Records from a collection
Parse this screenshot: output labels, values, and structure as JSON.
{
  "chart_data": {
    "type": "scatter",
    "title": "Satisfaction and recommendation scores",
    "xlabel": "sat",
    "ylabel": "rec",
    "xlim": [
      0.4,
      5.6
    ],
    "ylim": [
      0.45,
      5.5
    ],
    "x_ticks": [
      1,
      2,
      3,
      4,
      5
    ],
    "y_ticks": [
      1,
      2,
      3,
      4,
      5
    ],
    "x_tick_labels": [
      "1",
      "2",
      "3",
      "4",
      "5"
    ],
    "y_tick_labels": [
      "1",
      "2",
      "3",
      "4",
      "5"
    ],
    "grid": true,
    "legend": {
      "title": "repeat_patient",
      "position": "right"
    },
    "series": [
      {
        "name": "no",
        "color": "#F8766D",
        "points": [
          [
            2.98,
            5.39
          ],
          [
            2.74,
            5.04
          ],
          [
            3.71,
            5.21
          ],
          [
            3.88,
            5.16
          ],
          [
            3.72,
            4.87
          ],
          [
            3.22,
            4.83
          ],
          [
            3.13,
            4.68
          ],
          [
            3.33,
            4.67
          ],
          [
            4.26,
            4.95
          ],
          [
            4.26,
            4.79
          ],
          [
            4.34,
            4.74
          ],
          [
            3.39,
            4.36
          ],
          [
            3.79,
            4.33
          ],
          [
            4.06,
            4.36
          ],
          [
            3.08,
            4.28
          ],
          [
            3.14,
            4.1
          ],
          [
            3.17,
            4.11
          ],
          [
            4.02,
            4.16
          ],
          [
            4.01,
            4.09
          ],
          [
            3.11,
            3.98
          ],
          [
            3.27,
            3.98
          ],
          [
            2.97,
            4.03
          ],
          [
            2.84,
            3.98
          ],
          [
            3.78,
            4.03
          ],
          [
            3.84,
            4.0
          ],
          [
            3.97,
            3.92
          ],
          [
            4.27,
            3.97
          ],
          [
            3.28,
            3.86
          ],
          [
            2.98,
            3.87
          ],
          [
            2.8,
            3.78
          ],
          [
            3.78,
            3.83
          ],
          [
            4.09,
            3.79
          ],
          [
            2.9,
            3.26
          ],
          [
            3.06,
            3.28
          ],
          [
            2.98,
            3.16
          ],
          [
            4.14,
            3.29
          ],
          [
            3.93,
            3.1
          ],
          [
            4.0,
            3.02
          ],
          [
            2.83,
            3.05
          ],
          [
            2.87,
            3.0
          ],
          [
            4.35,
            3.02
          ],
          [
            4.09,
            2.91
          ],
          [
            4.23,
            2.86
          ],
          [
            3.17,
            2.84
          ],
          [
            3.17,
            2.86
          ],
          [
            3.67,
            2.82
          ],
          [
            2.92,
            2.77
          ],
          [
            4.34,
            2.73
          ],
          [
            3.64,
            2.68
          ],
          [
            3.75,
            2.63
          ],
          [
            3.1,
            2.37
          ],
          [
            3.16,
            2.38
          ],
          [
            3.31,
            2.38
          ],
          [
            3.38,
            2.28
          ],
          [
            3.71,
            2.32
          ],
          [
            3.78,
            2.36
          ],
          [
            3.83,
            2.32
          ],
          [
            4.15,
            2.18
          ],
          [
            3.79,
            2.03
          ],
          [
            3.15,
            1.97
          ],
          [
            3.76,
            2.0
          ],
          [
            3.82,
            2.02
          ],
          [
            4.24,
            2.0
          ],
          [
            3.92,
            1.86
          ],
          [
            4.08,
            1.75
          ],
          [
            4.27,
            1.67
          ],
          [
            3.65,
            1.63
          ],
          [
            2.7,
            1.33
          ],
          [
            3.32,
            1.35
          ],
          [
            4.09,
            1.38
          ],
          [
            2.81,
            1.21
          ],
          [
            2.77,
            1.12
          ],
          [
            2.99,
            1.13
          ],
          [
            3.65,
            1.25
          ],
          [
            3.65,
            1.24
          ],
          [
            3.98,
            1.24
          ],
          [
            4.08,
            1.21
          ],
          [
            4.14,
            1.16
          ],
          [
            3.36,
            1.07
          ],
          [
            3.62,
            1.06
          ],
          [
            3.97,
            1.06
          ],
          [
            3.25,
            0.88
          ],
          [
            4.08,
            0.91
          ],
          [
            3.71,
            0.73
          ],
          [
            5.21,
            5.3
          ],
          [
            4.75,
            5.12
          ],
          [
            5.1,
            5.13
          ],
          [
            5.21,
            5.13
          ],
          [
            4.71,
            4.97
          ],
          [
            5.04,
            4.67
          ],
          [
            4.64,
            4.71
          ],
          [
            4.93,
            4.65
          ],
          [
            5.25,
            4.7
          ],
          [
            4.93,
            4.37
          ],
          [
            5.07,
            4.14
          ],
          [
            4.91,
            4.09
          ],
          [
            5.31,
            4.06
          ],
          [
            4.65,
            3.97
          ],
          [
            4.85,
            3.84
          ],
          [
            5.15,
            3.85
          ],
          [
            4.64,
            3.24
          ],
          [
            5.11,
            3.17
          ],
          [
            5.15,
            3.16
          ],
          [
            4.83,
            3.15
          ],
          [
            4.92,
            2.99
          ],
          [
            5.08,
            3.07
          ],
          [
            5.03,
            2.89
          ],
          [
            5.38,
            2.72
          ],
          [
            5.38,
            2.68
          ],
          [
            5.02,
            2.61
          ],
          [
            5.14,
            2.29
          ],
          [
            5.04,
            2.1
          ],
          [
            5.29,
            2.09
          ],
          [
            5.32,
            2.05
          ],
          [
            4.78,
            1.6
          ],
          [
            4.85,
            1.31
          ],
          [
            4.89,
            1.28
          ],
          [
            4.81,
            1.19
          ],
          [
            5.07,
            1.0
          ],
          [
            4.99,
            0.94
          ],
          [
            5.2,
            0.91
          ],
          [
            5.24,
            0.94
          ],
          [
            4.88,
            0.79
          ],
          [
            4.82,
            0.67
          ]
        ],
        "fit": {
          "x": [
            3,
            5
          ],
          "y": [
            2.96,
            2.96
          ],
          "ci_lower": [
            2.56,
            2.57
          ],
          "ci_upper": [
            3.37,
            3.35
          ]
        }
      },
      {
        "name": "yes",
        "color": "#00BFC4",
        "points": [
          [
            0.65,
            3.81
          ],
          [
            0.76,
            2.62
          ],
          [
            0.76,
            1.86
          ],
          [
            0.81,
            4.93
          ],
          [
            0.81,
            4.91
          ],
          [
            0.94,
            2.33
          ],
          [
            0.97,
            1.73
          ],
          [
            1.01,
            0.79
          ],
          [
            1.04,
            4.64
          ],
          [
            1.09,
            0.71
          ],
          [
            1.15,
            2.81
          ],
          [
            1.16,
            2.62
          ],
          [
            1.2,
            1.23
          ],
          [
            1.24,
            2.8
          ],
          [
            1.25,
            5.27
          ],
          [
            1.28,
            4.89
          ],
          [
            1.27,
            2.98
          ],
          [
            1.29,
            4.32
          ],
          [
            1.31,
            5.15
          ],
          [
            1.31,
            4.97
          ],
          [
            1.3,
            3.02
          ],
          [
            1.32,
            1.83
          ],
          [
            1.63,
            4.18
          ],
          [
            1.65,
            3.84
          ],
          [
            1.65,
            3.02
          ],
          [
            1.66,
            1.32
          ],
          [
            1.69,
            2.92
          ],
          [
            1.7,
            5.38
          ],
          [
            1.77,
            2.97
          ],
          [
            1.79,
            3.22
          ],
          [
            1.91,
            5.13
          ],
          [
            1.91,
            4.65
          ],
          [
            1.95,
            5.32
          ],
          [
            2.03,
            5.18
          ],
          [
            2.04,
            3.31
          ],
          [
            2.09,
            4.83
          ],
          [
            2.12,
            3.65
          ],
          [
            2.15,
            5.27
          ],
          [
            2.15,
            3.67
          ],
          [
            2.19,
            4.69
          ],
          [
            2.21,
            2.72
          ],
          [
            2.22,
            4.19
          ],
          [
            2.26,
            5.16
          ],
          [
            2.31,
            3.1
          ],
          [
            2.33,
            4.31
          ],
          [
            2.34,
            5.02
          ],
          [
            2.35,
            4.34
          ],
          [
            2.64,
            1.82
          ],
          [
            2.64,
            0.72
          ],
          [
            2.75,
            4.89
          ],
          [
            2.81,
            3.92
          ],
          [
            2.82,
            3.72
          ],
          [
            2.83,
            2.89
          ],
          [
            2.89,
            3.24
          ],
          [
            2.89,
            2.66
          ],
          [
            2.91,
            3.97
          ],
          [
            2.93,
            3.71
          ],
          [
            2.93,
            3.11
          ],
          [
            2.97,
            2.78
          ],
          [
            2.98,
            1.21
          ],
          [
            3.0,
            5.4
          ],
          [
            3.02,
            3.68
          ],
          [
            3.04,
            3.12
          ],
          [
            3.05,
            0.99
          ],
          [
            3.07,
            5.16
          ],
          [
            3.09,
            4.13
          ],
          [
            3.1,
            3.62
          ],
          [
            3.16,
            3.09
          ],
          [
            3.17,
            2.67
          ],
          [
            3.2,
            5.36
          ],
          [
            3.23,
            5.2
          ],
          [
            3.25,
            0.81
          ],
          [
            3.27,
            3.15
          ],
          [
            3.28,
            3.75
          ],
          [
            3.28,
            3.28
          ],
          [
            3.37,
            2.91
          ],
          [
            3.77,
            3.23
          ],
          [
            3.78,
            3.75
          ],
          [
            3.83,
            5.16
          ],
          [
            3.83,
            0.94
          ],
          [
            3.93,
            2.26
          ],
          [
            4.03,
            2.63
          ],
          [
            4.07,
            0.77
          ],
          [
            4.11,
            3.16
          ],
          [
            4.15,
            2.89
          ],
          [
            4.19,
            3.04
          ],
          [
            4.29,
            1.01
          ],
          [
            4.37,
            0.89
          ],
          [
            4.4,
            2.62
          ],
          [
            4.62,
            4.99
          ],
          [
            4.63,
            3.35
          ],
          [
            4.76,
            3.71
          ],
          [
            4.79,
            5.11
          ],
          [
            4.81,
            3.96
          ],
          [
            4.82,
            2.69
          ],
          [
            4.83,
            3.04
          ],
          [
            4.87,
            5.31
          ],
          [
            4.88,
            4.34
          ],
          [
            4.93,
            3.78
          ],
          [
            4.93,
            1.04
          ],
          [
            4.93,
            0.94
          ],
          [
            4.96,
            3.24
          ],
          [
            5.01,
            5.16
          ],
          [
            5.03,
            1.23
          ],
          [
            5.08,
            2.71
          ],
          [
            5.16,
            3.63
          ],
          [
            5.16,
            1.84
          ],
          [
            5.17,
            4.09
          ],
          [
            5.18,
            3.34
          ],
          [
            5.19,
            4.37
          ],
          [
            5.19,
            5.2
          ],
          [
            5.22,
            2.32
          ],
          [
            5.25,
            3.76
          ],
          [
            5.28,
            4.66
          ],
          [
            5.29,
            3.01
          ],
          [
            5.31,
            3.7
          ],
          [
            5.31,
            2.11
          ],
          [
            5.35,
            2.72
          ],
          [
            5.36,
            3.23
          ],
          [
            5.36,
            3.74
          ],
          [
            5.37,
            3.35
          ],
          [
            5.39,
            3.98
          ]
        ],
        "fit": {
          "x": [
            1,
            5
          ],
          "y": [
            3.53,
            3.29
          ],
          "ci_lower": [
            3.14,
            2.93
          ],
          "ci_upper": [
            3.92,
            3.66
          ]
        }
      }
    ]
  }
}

**TASK OBJECTIVE:** From the entries above, extract every line where the word "title" appears.

**RESPONSE FOR THIS EXERCISE:**
    "title": "Satisfaction and recommendation scores",
      "title": "repeat_patient",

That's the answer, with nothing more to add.